[Figure dataset records]
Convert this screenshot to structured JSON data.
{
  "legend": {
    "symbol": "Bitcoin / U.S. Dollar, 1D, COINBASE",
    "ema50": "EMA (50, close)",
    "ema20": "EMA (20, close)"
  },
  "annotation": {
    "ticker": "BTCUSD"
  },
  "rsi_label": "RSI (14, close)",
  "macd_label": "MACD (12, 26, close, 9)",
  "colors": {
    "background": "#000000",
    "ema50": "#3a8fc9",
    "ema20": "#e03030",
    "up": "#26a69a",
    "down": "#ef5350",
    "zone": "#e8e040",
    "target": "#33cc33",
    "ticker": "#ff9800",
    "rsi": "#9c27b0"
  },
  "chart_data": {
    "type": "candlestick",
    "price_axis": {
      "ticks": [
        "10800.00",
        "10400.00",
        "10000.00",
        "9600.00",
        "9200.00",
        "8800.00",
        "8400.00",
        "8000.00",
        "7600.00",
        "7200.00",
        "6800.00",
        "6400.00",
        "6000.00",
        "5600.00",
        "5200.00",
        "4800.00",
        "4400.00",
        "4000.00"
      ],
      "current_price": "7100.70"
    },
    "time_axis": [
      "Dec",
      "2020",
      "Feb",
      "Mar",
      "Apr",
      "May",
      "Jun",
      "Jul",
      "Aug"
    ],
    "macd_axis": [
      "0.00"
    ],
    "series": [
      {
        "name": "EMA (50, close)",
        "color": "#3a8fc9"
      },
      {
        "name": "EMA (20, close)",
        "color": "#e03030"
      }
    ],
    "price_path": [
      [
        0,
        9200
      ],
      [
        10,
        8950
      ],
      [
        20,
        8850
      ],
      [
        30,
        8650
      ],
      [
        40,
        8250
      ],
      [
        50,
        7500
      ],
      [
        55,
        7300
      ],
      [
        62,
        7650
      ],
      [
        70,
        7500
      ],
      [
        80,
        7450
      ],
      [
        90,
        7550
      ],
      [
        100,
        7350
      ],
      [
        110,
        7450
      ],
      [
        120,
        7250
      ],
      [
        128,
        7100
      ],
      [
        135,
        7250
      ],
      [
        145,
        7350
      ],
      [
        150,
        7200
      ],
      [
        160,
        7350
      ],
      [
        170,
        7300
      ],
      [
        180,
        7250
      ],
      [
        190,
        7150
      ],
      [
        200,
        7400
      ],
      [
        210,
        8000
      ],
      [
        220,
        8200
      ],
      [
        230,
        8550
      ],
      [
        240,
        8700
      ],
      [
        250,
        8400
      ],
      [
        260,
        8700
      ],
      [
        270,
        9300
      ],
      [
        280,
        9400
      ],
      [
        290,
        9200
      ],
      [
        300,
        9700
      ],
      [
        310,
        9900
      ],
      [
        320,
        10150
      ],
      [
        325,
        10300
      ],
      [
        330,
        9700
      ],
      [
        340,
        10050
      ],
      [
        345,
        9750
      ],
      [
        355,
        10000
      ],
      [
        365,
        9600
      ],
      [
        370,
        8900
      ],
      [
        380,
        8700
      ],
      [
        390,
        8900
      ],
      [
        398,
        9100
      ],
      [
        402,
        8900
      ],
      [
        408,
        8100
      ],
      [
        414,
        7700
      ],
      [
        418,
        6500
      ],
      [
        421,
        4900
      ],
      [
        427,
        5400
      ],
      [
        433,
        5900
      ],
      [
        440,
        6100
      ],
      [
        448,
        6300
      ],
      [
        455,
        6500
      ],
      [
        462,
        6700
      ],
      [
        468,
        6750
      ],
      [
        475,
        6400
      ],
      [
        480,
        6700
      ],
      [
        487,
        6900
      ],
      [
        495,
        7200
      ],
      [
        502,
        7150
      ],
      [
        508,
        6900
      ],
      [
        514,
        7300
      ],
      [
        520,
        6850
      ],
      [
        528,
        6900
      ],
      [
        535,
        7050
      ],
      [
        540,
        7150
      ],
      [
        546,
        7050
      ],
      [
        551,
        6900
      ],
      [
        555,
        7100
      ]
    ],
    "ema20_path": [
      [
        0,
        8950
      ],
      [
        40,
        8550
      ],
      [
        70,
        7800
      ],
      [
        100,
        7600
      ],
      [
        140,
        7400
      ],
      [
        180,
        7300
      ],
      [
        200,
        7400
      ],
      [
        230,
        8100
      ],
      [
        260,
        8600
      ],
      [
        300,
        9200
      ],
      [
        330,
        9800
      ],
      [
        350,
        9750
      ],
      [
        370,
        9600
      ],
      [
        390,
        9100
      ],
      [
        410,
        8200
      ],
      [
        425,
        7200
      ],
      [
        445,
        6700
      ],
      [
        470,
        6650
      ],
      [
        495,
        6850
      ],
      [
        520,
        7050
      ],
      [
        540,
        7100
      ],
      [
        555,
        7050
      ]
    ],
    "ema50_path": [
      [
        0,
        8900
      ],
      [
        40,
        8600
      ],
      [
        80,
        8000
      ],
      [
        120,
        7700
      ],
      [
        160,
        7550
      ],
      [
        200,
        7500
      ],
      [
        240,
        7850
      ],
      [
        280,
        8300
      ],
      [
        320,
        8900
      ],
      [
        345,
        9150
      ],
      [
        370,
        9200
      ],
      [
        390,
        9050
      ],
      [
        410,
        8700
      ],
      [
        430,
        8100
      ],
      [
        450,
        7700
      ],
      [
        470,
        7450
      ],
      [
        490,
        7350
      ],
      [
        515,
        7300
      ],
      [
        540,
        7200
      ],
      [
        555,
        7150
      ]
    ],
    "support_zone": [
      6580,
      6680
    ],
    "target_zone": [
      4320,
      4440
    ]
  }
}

▶ **EXERCISE BRIEF**
Retype the listing. Match it exactly.

▶ **FINAL ANSWER**
Convert this screenshot to structured JSON data.
{
  "legend": {
    "symbol": "Bitcoin / U.S. Dollar, 1D, COINBASE",
    "ema50": "EMA (50, close)",
    "ema20": "EMA (20, close)"
  },
  "annotation": {
    "ticker": "BTCUSD"
  },
  "rsi_label": "RSI (14, close)",
  "macd_label": "MACD (12, 26, close, 9)",
  "colors": {
    "background": "#000000",
    "ema50": "#3a8fc9",
    "ema20": "#e03030",
    "up": "#26a69a",
    "down": "#ef5350",
    "zone": "#e8e040",
    "target": "#33cc33",
    "ticker": "#ff9800",
    "rsi": "#9c27b0"
  },
  "chart_data": {
    "type": "candlestick",
    "price_axis": {
      "ticks": [
        "10800.00",
        "10400.00",
        "10000.00",
        "9600.00",
        "9200.00",
        "8800.00",
        "8400.00",
        "8000.00",
        "7600.00",
        "7200.00",
        "6800.00",
        "6400.00",
        "6000.00",
        "5600.00",
        "5200.00",
        "4800.00",
        "4400.00",
        "4000.00"
      ],
      "current_price": "7100.70"
    },
    "time_axis": [
      "Dec",
      "2020",
      "Feb",
      "Mar",
      "Apr",
      "May",
      "Jun",
      "Jul",
      "Aug"
    ],
    "macd_axis": [
      "0.00"
    ],
    "series": [
      {
        "name": "EMA (50, close)",
        "color": "#3a8fc9"
      },
      {
        "name": "EMA (20, close)",
        "color": "#e03030"
      }
    ],
    "price_path": [
      [
        0,
        9200
      ],
      [
        10,
        8950
      ],
      [
        20,
        8850
      ],
      [
        30,
        8650
      ],
      [
        40,
        8250
      ],
      [
        50,
        7500
      ],
      [
        55,
        7300
      ],
      [
        62,
        7650
      ],
      [
        70,
        7500
      ],
      [
        80,
        7450
      ],
      [
        90,
        7550
      ],
      [
        100,
        7350
      ],
      [
        110,
        7450
      ],
      [
        120,
        7250
      ],
      [
        128,
        7100
      ],
      [
        135,
        7250
      ],
      [
        145,
        7350
      ],
      [
        150,
        7200
      ],
      [
        160,
        7350
      ],
      [
        170,
        7300
      ],
      [
        180,
        7250
      ],
      [
        190,
        7150
      ],
      [
        200,
        7400
      ],
      [
        210,
        8000
      ],
      [
        220,
        8200
      ],
      [
        230,
        8550
      ],
      [
        240,
        8700
      ],
      [
        250,
        8400
      ],
      [
        260,
        8700
      ],
      [
        270,
        9300
      ],
      [
        280,
        9400
      ],
      [
        290,
        9200
      ],
      [
        300,
        9700
      ],
      [
        310,
        9900
      ],
      [
        320,
        10150
      ],
      [
        325,
        10300
      ],
      [
        330,
        9700
      ],
      [
        340,
        10050
      ],
      [
        345,
        9750
      ],
      [
        355,
        10000
      ],
      [
        365,
        9600
      ],
      [
        370,
        8900
      ],
      [
        380,
        8700
      ],
      [
        390,
        8900
      ],
      [
        398,
        9100
      ],
      [
        402,
        8900
      ],
      [
        408,
        8100
      ],
      [
        414,
        7700
      ],
      [
        418,
        6500
      ],
      [
        421,
        4900
      ],
      [
        427,
        5400
      ],
      [
        433,
        5900
      ],
      [
        440,
        6100
      ],
      [
        448,
        6300
      ],
      [
        455,
        6500
      ],
      [
        462,
        6700
      ],
      [
        468,
        6750
      ],
      [
        475,
        6400
      ],
      [
        480,
        6700
      ],
      [
        487,
        6900
      ],
      [
        495,
        7200
      ],
      [
        502,
        7150
      ],
      [
        508,
        6900
      ],
      [
        514,
        7300
      ],
      [
        520,
        6850
      ],
      [
        528,
        6900
      ],
      [
        535,
        7050
      ],
      [
        540,
        7150
      ],
      [
        546,
        7050
      ],
      [
        551,
        6900
      ],
      [
        555,
        7100
      ]
    ],
    "ema20_path": [
      [
        0,
        8950
      ],
      [
        40,
        8550
      ],
      [
        70,
        7800
      ],
      [
        100,
        7600
      ],
      [
        140,
        7400
      ],
      [
        180,
        7300
      ],
      [
        200,
        7400
      ],
      [
        230,
        8100
      ],
      [
        260,
        8600
      ],
      [
        300,
        9200
      ],
      [
        330,
        9800
      ],
      [
        350,
        9750
      ],
      [
        370,
        9600
      ],
      [
        390,
        9100
      ],
      [
        410,
        8200
      ],
      [
        425,
        7200
      ],
      [
        445,
        6700
      ],
      [
        470,
        6650
      ],
      [
        495,
        6850
      ],
      [
        520,
        7050
      ],
      [
        540,
        7100
      ],
      [
        555,
        7050
      ]
    ],
    "ema50_path": [
      [
        0,
        8900
      ],
      [
        40,
        8600
      ],
      [
        80,
        8000
      ],
      [
        120,
        7700
      ],
      [
        160,
        7550
      ],
      [
        200,
        7500
      ],
      [
        240,
        7850
      ],
      [
        280,
        8300
      ],
      [
        320,
        8900
      ],
      [
        345,
        9150
      ],
      [
        370,
        9200
      ],
      [
        390,
        9050
      ],
      [
        410,
        8700
      ],
      [
        430,
        8100
      ],
      [
        450,
        7700
      ],
      [
        470,
        7450
      ],
      [
        490,
        7350
      ],
      [
        515,
        7300
      ],
      [
        540,
        7200
      ],
      [
        555,
        7150
      ]
    ],
    "support_zone": [
      6580,
      6680
    ],
    "target_zone": [
      4320,
      4440
    ]
  }
}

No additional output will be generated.